• _Collection entries_:
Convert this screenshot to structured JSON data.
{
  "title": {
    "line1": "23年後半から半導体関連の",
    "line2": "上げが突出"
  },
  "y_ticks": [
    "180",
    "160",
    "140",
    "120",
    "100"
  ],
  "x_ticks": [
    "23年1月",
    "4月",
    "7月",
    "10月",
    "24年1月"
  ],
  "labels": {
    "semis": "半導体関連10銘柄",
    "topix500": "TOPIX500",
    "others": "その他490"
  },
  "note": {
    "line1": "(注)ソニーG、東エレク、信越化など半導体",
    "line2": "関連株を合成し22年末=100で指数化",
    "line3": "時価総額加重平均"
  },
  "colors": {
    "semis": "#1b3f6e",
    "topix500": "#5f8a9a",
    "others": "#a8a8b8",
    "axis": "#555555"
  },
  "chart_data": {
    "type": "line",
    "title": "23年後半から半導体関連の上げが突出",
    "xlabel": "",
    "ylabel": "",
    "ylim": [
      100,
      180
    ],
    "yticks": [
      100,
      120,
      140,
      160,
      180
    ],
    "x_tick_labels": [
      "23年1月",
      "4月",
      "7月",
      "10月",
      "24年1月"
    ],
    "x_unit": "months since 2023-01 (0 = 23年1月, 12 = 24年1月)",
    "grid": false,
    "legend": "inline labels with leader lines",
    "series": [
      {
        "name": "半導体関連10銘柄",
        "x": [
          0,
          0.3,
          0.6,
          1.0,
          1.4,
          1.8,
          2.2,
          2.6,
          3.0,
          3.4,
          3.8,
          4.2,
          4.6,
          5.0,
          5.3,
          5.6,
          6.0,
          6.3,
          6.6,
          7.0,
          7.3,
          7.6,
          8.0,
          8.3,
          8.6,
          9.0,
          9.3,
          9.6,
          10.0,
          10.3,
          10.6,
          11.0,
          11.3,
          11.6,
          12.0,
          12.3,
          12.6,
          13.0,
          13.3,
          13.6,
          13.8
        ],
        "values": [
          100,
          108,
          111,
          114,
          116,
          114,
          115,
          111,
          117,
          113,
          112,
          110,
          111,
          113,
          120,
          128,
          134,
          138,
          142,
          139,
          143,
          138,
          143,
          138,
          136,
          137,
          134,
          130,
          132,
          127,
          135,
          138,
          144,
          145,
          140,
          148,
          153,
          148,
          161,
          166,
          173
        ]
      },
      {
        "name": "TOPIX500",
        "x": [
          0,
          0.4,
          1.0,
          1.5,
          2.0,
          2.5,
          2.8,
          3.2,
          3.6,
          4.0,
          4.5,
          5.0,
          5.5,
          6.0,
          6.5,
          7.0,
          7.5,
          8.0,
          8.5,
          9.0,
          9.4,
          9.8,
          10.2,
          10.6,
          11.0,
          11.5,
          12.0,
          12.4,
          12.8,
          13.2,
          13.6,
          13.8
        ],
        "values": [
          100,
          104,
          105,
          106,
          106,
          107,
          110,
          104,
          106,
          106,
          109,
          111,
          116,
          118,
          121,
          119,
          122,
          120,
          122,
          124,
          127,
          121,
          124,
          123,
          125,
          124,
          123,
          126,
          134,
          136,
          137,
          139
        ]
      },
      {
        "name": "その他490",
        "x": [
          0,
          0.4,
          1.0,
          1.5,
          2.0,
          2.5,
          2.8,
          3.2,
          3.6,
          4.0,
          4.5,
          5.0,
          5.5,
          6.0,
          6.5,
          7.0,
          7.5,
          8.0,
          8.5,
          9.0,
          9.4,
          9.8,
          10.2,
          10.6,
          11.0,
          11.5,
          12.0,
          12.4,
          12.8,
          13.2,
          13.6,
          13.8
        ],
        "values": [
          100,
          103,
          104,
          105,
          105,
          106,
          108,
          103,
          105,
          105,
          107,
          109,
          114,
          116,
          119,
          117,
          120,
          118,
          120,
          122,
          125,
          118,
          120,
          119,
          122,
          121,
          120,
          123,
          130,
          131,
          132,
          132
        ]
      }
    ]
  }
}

• _YOUR GOAL_: Reproduce each entry word for word.

• _RESPONSE FOR THIS EXERCISE_:
Convert this screenshot to structured JSON data.
{
  "title": {
    "line1": "23年後半から半導体関連の",
    "line2": "上げが突出"
  },
  "y_ticks": [
    "180",
    "160",
    "140",
    "120",
    "100"
  ],
  "x_ticks": [
    "23年1月",
    "4月",
    "7月",
    "10月",
    "24年1月"
  ],
  "labels": {
    "semis": "半導体関連10銘柄",
    "topix500": "TOPIX500",
    "others": "その他490"
  },
  "note": {
    "line1": "(注)ソニーG、東エレク、信越化など半導体",
    "line2": "関連株を合成し22年末=100で指数化",
    "line3": "時価総額加重平均"
  },
  "colors": {
    "semis": "#1b3f6e",
    "topix500": "#5f8a9a",
    "others": "#a8a8b8",
    "axis": "#555555"
  },
  "chart_data": {
    "type": "line",
    "title": "23年後半から半導体関連の上げが突出",
    "xlabel": "",
    "ylabel": "",
    "ylim": [
      100,
      180
    ],
    "yticks": [
      100,
      120,
      140,
      160,
      180
    ],
    "x_tick_labels": [
      "23年1月",
      "4月",
      "7月",
      "10月",
      "24年1月"
    ],
    "x_unit": "months since 2023-01 (0 = 23年1月, 12 = 24年1月)",
    "grid": false,
    "legend": "inline labels with leader lines",
    "series": [
      {
        "name": "半導体関連10銘柄",
        "x": [
          0,
          0.3,
          0.6,
          1.0,
          1.4,
          1.8,
          2.2,
          2.6,
          3.0,
          3.4,
          3.8,
          4.2,
          4.6,
          5.0,
          5.3,
          5.6,
          6.0,
          6.3,
          6.6,
          7.0,
          7.3,
          7.6,
          8.0,
          8.3,
          8.6,
          9.0,
          9.3,
          9.6,
          10.0,
          10.3,
          10.6,
          11.0,
          11.3,
          11.6,
          12.0,
          12.3,
          12.6,
          13.0,
          13.3,
          13.6,
          13.8
        ],
        "values": [
          100,
          108,
          111,
          114,
          116,
          114,
          115,
          111,
          117,
          113,
          112,
          110,
          111,
          113,
          120,
          128,
          134,
          138,
          142,
          139,
          143,
          138,
          143,
          138,
          136,
          137,
          134,
          130,
          132,
          127,
          135,
          138,
          144,
          145,
          140,
          148,
          153,
          148,
          161,
          166,
          173
        ]
      },
      {
        "name": "TOPIX500",
        "x": [
          0,
          0.4,
          1.0,
          1.5,
          2.0,
          2.5,
          2.8,
          3.2,
          3.6,
          4.0,
          4.5,
          5.0,
          5.5,
          6.0,
          6.5,
          7.0,
          7.5,
          8.0,
          8.5,
          9.0,
          9.4,
          9.8,
          10.2,
          10.6,
          11.0,
          11.5,
          12.0,
          12.4,
          12.8,
          13.2,
          13.6,
          13.8
        ],
        "values": [
          100,
          104,
          105,
          106,
          106,
          107,
          110,
          104,
          106,
          106,
          109,
          111,
          116,
          118,
          121,
          119,
          122,
          120,
          122,
          124,
          127,
          121,
          124,
          123,
          125,
          124,
          123,
          126,
          134,
          136,
          137,
          139
        ]
      },
      {
        "name": "その他490",
        "x": [
          0,
          0.4,
          1.0,
          1.5,
          2.0,
          2.5,
          2.8,
          3.2,
          3.6,
          4.0,
          4.5,
          5.0,
          5.5,
          6.0,
          6.5,
          7.0,
          7.5,
          8.0,
          8.5,
          9.0,
          9.4,
          9.8,
          10.2,
          10.6,
          11.0,
          11.5,
          12.0,
          12.4,
          12.8,
          13.2,
          13.6,
          13.8
        ],
        "values": [
          100,
          103,
          104,
          105,
          105,
          106,
          108,
          103,
          105,
          105,
          107,
          109,
          114,
          116,
          119,
          117,
          120,
          118,
          120,
          122,
          125,
          118,
          120,
          119,
          122,
          121,
          120,
          123,
          130,
          131,
          132,
          132
        ]
      }
    ]
  }
}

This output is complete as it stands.